Requirements: Rewrite the lines of the records beginning at the line that has "429, 1440, 443]" and stopping after the line that has "551, 1091, 556]", swapping "x-tick-mark" for "x-axis-tick" and leaving everything else as it is.

Data lines:
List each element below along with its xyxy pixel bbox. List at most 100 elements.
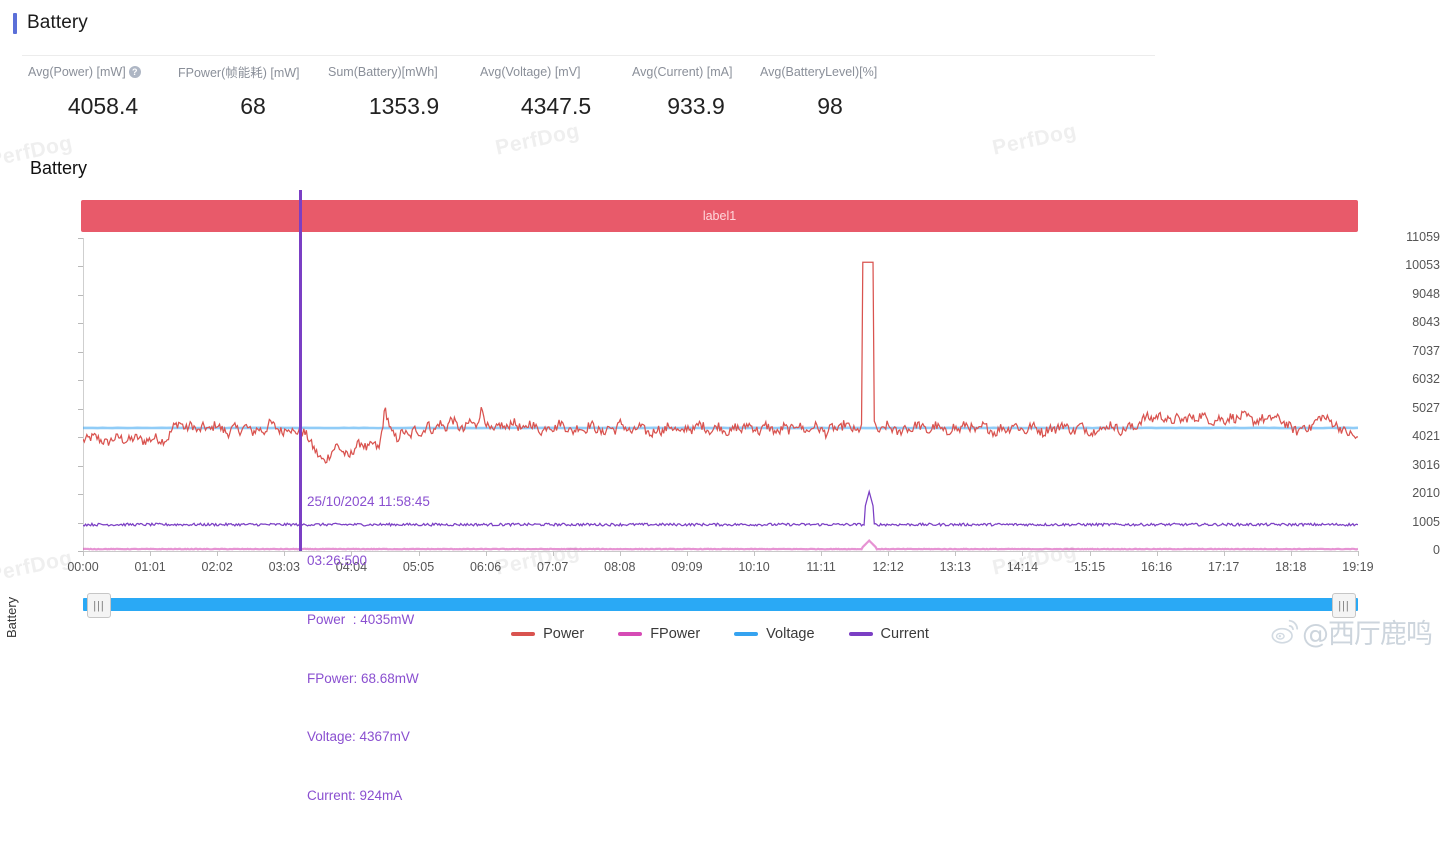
y-tick-label: 4021	[1378, 429, 1440, 443]
chart-legend: Power FPower Voltage Current	[0, 626, 1440, 642]
metric-label-avg-current: Avg(Current) [mA]	[632, 62, 760, 81]
x-tick-label: 14:14	[1007, 560, 1038, 574]
legend-label: Current	[881, 626, 929, 642]
x-tick-mark	[1358, 551, 1359, 556]
x-tick-mark	[821, 551, 822, 556]
watermark-perfdog: PerfDog	[493, 119, 581, 160]
legend-item-fpower[interactable]: FPower	[618, 626, 700, 642]
x-tick-mark	[687, 551, 688, 556]
x-tick-label: 19:19	[1342, 560, 1373, 574]
grip-handle-icon: |||	[93, 600, 105, 612]
metric-label-fpower: FPower(帧能耗) [mW]	[178, 62, 328, 81]
x-tick-mark	[955, 551, 956, 556]
x-tick-mark	[1157, 551, 1158, 556]
battery-chart: label1 Battery 0100520103016402150276032…	[0, 190, 1440, 610]
legend-item-current[interactable]: Current	[849, 626, 929, 642]
legend-label: Voltage	[766, 626, 814, 642]
x-tick-label: 13:13	[940, 560, 971, 574]
y-tick-label: 10053	[1378, 258, 1440, 272]
x-tick-mark	[1090, 551, 1091, 556]
label-band[interactable]: label1	[81, 200, 1358, 232]
legend-swatch-icon	[849, 632, 873, 636]
x-tick-mark	[217, 551, 218, 556]
legend-swatch-icon	[618, 632, 642, 636]
metric-label-row: Avg(Power) [mW] ? FPower(帧能耗) [mW] Sum(B…	[0, 62, 1440, 81]
y-tick-label: 11059	[1378, 230, 1440, 244]
y-tick-label: 0	[1378, 543, 1440, 557]
metric-value-avg-voltage: 4347.5	[480, 93, 632, 120]
metric-value-avg-battery-level: 98	[760, 93, 900, 120]
metric-label-text: Avg(Power) [mW]	[28, 65, 126, 79]
page-title: Battery	[27, 12, 88, 34]
title-accent-bar	[13, 13, 17, 34]
label-band-text: label1	[703, 209, 736, 223]
legend-swatch-icon	[734, 632, 758, 636]
x-tick-label: 09:09	[671, 560, 702, 574]
y-tick-label: 3016	[1378, 458, 1440, 472]
timeline-scrollbar[interactable]: ||| |||	[83, 598, 1358, 611]
x-tick-mark	[1022, 551, 1023, 556]
y-tick-label: 7037	[1378, 344, 1440, 358]
x-tick-label: 11:11	[806, 560, 835, 574]
series-canvas	[83, 238, 1358, 551]
page-header: Battery	[0, 8, 88, 38]
series-fpower	[83, 541, 1358, 550]
x-tick-mark	[754, 551, 755, 556]
metric-label-avg-power: Avg(Power) [mW] ?	[28, 62, 178, 81]
x-tick-label: 10:10	[738, 560, 769, 574]
x-tick-mark	[888, 551, 889, 556]
legend-swatch-icon	[511, 632, 535, 636]
series-current	[83, 492, 1358, 526]
weibo-handle: @西厅鹿鸣	[1302, 612, 1432, 651]
scrollbar-left-handle[interactable]: |||	[87, 593, 111, 618]
x-tick-label: 06:06	[470, 560, 501, 574]
legend-label: Power	[543, 626, 584, 642]
metric-value-fpower: 68	[178, 93, 328, 120]
x-tick-label: 18:18	[1275, 560, 1306, 574]
x-tick-label: 03:03	[269, 560, 300, 574]
weibo-watermark: @西厅鹿鸣	[1270, 612, 1432, 651]
metric-value-avg-current: 933.9	[632, 93, 760, 120]
tooltip-voltage: Voltage: 4367mV	[307, 727, 430, 747]
y-tick-label: 5027	[1378, 401, 1440, 415]
grip-handle-icon: |||	[1338, 600, 1350, 612]
tooltip-current: Current: 924mA	[307, 786, 430, 806]
x-axis-line	[83, 551, 1358, 552]
chart-section-title: Battery	[30, 158, 87, 179]
x-tick-mark	[486, 551, 487, 556]
x-tick-label: 15:15	[1074, 560, 1105, 574]
x-tick-mark	[83, 551, 84, 556]
x-tick-mark	[150, 551, 151, 556]
y-tick-label: 6032	[1378, 372, 1440, 386]
x-tick-label: 02:02	[202, 560, 233, 574]
x-tick-mark	[553, 551, 554, 556]
y-tick-label: 8043	[1378, 315, 1440, 329]
x-tick-label: 12:12	[873, 560, 904, 574]
y-tick-label: 1005	[1378, 515, 1440, 529]
x-tick-label: 01:01	[134, 560, 165, 574]
metric-value-row: 4058.4 68 1353.9 4347.5 933.9 98	[0, 93, 1440, 120]
metric-value-sum-battery: 1353.9	[328, 93, 480, 120]
help-icon[interactable]: ?	[129, 66, 141, 78]
cursor-line[interactable]	[299, 190, 302, 551]
plot-area[interactable]: Battery 01005201030164021502760327037804…	[0, 238, 1440, 563]
metric-label-sum-battery: Sum(Battery)[mWh]	[328, 62, 480, 81]
weibo-logo-icon	[1270, 617, 1300, 647]
summary-metrics: Avg(Power) [mW] ? FPower(帧能耗) [mW] Sum(B…	[0, 62, 1440, 120]
x-tick-label: 17:17	[1208, 560, 1239, 574]
tooltip-elapsed: 03:26:500	[307, 551, 430, 571]
x-tick-mark	[1224, 551, 1225, 556]
series-power	[83, 262, 1358, 463]
tooltip-datetime: 25/10/2024 11:58:45	[307, 492, 430, 512]
chart-tooltip: 25/10/2024 11:58:45 03:26:500 Power : 40…	[307, 453, 430, 845]
x-tick-mark	[284, 551, 285, 556]
header-divider	[22, 55, 1155, 56]
watermark-perfdog: PerfDog	[990, 119, 1078, 160]
tooltip-fpower: FPower: 68.68mW	[307, 669, 430, 689]
y-tick-label: 9048	[1378, 287, 1440, 301]
x-tick-label: 16:16	[1141, 560, 1172, 574]
legend-item-power[interactable]: Power	[511, 626, 584, 642]
legend-item-voltage[interactable]: Voltage	[734, 626, 814, 642]
y-tick-label: 2010	[1378, 486, 1440, 500]
x-tick-mark	[1291, 551, 1292, 556]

Solution to the problem:
y-tick-label: 4021	[1378, 429, 1440, 443]
chart-legend: Power FPower Voltage Current	[0, 626, 1440, 642]
metric-label-avg-current: Avg(Current) [mA]	[632, 62, 760, 81]
x-tick-label: 14:14	[1007, 560, 1038, 574]
legend-label: Current	[881, 626, 929, 642]
x-axis-tick	[1358, 551, 1359, 556]
x-axis-tick	[821, 551, 822, 556]
watermark-perfdog: PerfDog	[493, 119, 581, 160]
legend-item-fpower[interactable]: FPower	[618, 626, 700, 642]
x-axis-tick	[687, 551, 688, 556]
x-tick-label: 19:19	[1342, 560, 1373, 574]
grip-handle-icon: |||	[93, 600, 105, 612]
metric-label-fpower: FPower(帧能耗) [mW]	[178, 62, 328, 81]
x-axis-tick	[955, 551, 956, 556]
x-axis-tick	[1157, 551, 1158, 556]
battery-chart: label1 Battery 0100520103016402150276032…	[0, 190, 1440, 610]
legend-item-current[interactable]: Current	[849, 626, 929, 642]
legend-label: Voltage	[766, 626, 814, 642]
x-tick-label: 13:13	[940, 560, 971, 574]
y-tick-label: 10053	[1378, 258, 1440, 272]
x-axis-tick	[1090, 551, 1091, 556]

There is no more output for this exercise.